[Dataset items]
--- Begin ---

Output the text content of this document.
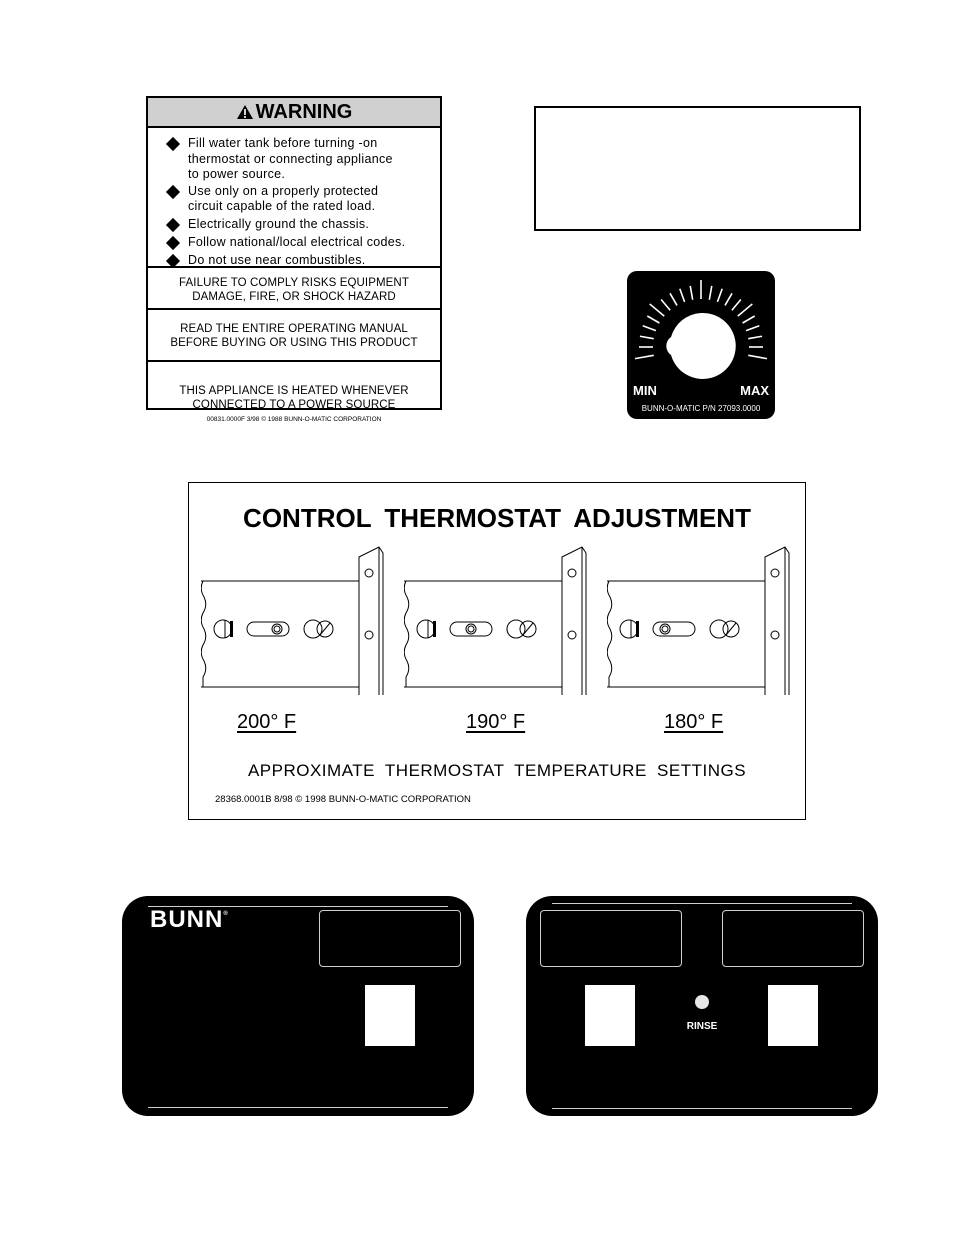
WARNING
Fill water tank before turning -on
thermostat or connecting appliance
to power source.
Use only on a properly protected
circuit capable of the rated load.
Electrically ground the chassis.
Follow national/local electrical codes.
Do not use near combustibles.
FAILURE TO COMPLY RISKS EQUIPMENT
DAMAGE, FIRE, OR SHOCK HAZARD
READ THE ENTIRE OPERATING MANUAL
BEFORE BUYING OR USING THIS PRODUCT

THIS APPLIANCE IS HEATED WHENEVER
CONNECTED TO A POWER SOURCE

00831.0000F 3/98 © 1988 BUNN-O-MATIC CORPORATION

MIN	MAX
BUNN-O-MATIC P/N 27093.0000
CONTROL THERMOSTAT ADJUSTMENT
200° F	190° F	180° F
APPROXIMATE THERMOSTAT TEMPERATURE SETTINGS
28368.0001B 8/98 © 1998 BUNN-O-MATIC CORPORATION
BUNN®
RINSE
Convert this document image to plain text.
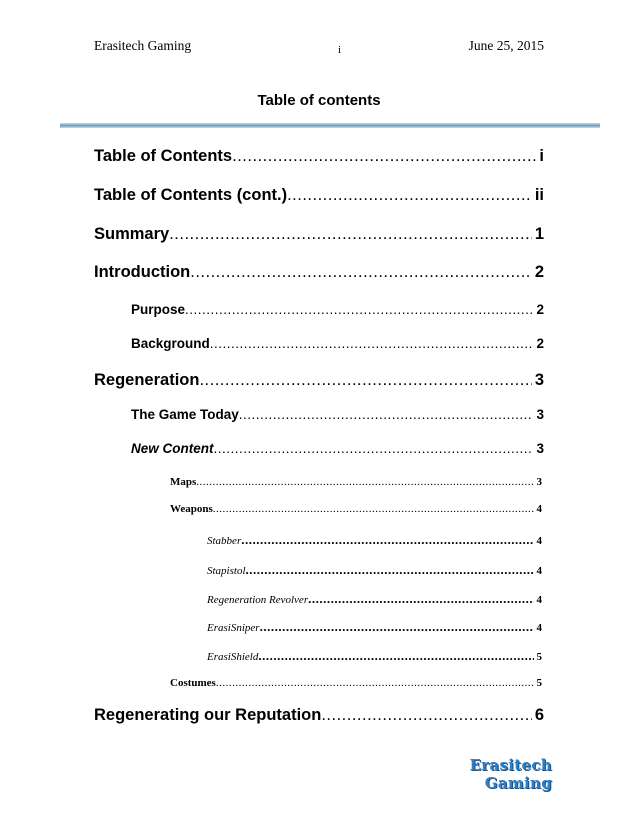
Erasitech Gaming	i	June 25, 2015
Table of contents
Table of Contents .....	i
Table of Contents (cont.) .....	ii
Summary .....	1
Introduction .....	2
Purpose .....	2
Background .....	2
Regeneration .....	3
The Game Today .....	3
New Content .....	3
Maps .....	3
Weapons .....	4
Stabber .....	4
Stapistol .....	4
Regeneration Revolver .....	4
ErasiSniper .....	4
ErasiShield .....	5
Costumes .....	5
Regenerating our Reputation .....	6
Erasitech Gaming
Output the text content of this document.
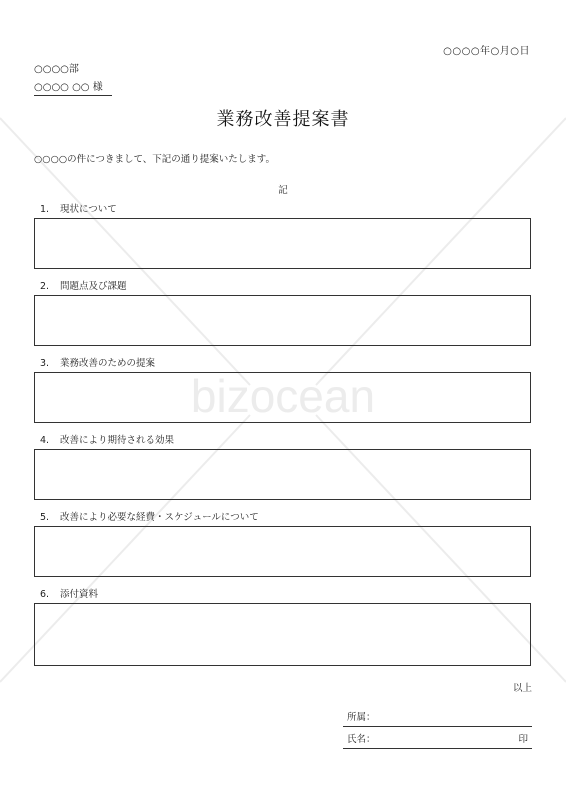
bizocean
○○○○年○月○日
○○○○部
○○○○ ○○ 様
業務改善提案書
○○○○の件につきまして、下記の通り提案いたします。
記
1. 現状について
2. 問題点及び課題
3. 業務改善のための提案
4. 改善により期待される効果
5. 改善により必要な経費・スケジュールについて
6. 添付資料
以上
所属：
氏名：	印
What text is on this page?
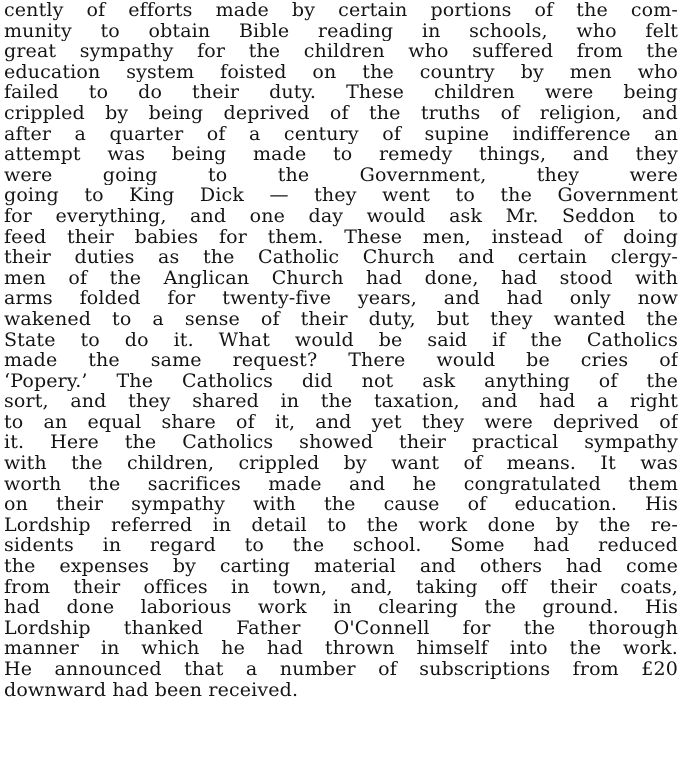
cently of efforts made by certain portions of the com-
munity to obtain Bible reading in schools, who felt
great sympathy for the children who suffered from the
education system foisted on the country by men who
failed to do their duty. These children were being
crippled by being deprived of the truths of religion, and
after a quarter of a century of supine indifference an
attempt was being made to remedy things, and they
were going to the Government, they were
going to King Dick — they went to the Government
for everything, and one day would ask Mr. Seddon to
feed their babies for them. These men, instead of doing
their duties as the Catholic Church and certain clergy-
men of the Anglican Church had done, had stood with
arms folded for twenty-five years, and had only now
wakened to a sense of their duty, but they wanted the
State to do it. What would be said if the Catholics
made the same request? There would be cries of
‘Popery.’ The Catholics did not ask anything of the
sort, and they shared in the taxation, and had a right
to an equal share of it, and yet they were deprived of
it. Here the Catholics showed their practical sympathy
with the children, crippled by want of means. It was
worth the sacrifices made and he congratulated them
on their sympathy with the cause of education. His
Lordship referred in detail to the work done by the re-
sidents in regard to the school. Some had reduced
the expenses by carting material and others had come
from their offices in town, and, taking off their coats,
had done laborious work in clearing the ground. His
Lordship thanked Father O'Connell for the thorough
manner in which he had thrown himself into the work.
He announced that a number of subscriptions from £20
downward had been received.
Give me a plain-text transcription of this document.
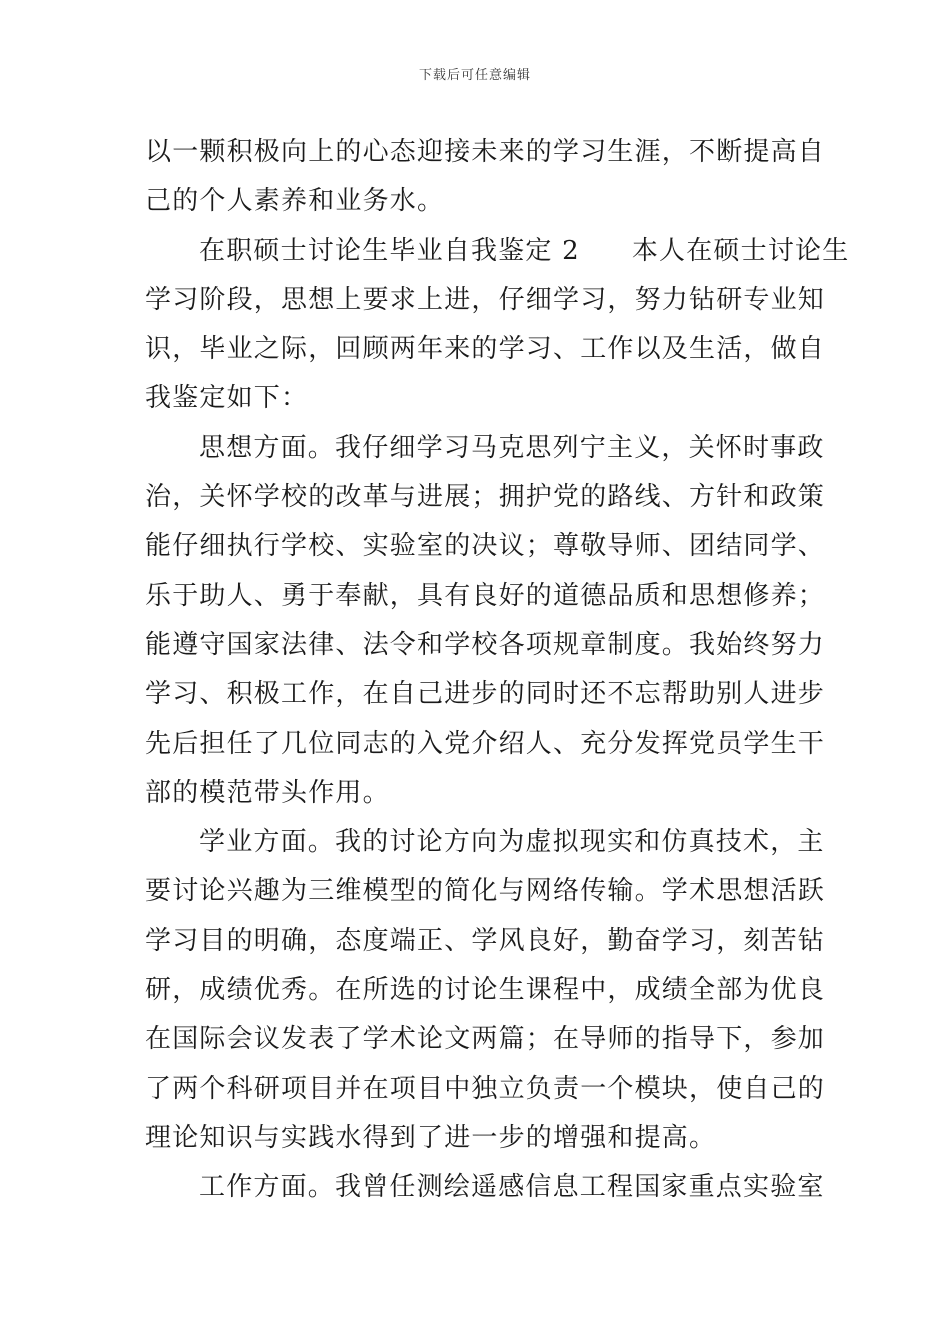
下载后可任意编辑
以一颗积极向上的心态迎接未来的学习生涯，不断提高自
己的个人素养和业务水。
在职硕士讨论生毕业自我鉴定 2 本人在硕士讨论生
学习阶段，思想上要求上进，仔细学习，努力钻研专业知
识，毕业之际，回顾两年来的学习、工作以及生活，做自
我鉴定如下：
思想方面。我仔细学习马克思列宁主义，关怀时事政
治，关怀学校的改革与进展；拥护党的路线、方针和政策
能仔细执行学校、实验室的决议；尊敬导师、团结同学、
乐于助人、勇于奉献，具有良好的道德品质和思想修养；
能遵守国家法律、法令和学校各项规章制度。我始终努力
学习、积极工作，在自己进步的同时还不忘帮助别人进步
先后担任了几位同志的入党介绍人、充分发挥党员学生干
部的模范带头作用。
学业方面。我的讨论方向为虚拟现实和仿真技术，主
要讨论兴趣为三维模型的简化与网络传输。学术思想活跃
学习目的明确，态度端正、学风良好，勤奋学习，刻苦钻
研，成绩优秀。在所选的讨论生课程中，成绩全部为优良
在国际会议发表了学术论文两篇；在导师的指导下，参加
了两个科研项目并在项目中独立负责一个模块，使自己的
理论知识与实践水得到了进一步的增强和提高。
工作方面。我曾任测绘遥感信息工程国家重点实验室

--- End ---

== WHAT THE EXERCISE ASKS ==
Reproduce the material word for word, minus the images.

== EXPECTED ANSWER ==
Output the text content of this document.
WARNING
Fill water tank before turning -on
thermostat or connecting appliance
to power source.
Use only on a properly protected
circuit capable of the rated load.
Electrically ground the chassis.
Follow national/local electrical codes.
Do not use near combustibles.
FAILURE TO COMPLY RISKS EQUIPMENT
DAMAGE, FIRE, OR SHOCK HAZARD
READ THE ENTIRE OPERATING MANUAL
BEFORE BUYING OR USING THIS PRODUCT

THIS APPLIANCE IS HEATED WHENEVER
CONNECTED TO A POWER SOURCE

00831.0000F 3/98 © 1988 BUNN-O-MATIC CORPORATION

MIN	MAX
BUNN-O-MATIC P/N 27093.0000
CONTROL THERMOSTAT ADJUSTMENT
200° F	190° F	180° F
APPROXIMATE THERMOSTAT TEMPERATURE SETTINGS
28368.0001B 8/98 © 1998 BUNN-O-MATIC CORPORATION
BUNN®
RINSE
Convert this document image to plain text.
Erasitech Gaming	i	June 25, 2015
Table of contents
Table of Contents .....	i
Table of Contents (cont.) .....	ii
Summary .....	1
Introduction .....	2
Purpose .....	2
Background .....	2
Regeneration .....	3
The Game Today .....	3
New Content .....	3
Maps .....	3
Weapons .....	4
Stabber .....	4
Stapistol .....	4
Regeneration Revolver .....	4
ErasiSniper .....	4
ErasiShield .....	5
Costumes .....	5
Regenerating our Reputation .....	6
Erasitech Gaming
Output the text content of this document.
bizocean
○○○○年○月○日
○○○○部
○○○○ ○○ 様
業務改善提案書
○○○○の件につきまして、下記の通り提案いたします。
記
1. 現状について
2. 問題点及び課題
3. 業務改善のための提案
4. 改善により期待される効果
5. 改善により必要な経費・スケジュールについて
6. 添付資料
以上
所属：
氏名：	印
What text is on this page?
cently of efforts made by certain portions of the com-
munity to obtain Bible reading in schools, who felt
great sympathy for the children who suffered from the
education system foisted on the country by men who
failed to do their duty. These children were being
crippled by being deprived of the truths of religion, and
after a quarter of a century of supine indifference an
attempt was being made to remedy things, and they
were going to the Government, they were
going to King Dick — they went to the Government
for everything, and one day would ask Mr. Seddon to
feed their babies for them. These men, instead of doing
their duties as the Catholic Church and certain clergy-
men of the Anglican Church had done, had stood with
arms folded for twenty-five years, and had only now
wakened to a sense of their duty, but they wanted the
State to do it. What would be said if the Catholics
made the same request? There would be cries of
‘Popery.’ The Catholics did not ask anything of the
sort, and they shared in the taxation, and had a right
to an equal share of it, and yet they were deprived of
it. Here the Catholics showed their practical sympathy
with the children, crippled by want of means. It was
worth the sacrifices made and he congratulated them
on their sympathy with the cause of education. His
Lordship referred in detail to the work done by the re-
sidents in regard to the school. Some had reduced
the expenses by carting material and others had come
from their offices in town, and, taking off their coats,
had done laborious work in clearing the ground. His
Lordship thanked Father O'Connell for the thorough
manner in which he had thrown himself into the work.
He announced that a number of subscriptions from £20
downward had been received.
Give me a plain-text transcription of this document.
下载后可任意编辑
以一颗积极向上的心态迎接未来的学习生涯，不断提高自
己的个人素养和业务水。
在职硕士讨论生毕业自我鉴定 2 本人在硕士讨论生
学习阶段，思想上要求上进，仔细学习，努力钻研专业知
识，毕业之际，回顾两年来的学习、工作以及生活，做自
我鉴定如下：
思想方面。我仔细学习马克思列宁主义，关怀时事政
治，关怀学校的改革与进展；拥护党的路线、方针和政策
能仔细执行学校、实验室的决议；尊敬导师、团结同学、
乐于助人、勇于奉献，具有良好的道德品质和思想修养；
能遵守国家法律、法令和学校各项规章制度。我始终努力
学习、积极工作，在自己进步的同时还不忘帮助别人进步
先后担任了几位同志的入党介绍人、充分发挥党员学生干
部的模范带头作用。
学业方面。我的讨论方向为虚拟现实和仿真技术，主
要讨论兴趣为三维模型的简化与网络传输。学术思想活跃
学习目的明确，态度端正、学风良好，勤奋学习，刻苦钻
研，成绩优秀。在所选的讨论生课程中，成绩全部为优良
在国际会议发表了学术论文两篇；在导师的指导下，参加
了两个科研项目并在项目中独立负责一个模块，使自己的
理论知识与实践水得到了进一步的增强和提高。
工作方面。我曾任测绘遥感信息工程国家重点实验室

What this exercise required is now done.